- [PROBLEM DESCRIPTION]
Keep only the lines of the listing that include the word "IDEALE", and copy them.

■ ■ ■ ■ ■ ■ ■

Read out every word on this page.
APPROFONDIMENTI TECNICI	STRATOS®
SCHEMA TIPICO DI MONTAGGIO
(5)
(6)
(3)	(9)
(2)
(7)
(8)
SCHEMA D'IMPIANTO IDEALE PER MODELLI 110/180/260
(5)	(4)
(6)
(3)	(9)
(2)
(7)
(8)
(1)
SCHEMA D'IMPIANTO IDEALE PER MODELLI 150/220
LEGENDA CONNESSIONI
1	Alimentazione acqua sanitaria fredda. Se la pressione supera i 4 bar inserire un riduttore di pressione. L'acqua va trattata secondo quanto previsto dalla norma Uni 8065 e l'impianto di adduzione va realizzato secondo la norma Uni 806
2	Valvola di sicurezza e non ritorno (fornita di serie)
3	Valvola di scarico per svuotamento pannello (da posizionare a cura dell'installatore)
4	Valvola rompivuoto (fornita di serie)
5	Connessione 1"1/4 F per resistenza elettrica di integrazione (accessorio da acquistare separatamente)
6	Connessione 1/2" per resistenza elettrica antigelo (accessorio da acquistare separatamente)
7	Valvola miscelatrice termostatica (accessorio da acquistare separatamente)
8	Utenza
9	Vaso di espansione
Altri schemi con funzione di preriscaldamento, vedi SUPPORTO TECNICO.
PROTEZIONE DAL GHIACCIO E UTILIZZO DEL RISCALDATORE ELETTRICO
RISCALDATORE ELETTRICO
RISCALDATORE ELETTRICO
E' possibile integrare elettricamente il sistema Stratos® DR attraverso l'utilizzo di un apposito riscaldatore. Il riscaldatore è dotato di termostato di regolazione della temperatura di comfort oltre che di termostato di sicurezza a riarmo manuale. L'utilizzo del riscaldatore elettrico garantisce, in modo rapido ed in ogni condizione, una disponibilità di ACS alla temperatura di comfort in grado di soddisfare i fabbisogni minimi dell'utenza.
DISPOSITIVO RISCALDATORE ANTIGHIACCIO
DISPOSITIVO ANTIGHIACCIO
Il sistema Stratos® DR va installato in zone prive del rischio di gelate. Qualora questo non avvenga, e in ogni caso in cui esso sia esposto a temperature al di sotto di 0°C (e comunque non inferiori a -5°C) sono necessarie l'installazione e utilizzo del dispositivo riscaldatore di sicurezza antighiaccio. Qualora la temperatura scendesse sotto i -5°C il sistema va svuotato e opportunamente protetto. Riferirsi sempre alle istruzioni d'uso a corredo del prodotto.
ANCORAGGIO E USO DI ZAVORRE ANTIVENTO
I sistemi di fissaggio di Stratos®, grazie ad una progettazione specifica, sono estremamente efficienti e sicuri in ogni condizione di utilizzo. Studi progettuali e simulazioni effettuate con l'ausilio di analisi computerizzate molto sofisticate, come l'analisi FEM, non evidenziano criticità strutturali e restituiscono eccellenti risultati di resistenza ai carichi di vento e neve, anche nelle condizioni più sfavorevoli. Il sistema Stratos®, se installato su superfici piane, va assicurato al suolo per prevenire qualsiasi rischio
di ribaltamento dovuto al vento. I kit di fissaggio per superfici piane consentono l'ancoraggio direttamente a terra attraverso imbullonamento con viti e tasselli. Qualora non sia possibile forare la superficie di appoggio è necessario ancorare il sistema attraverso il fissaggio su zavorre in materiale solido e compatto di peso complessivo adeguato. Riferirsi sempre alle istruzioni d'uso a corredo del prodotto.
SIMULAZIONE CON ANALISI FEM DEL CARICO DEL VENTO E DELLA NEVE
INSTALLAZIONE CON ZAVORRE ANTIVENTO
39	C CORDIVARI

■ ■ ■ ■ ■ ■ ■

- [SOLUTION BELOW]
SCHEMA D'IMPIANTO IDEALE PER MODELLI 110/180/260
SCHEMA D'IMPIANTO IDEALE PER MODELLI 150/220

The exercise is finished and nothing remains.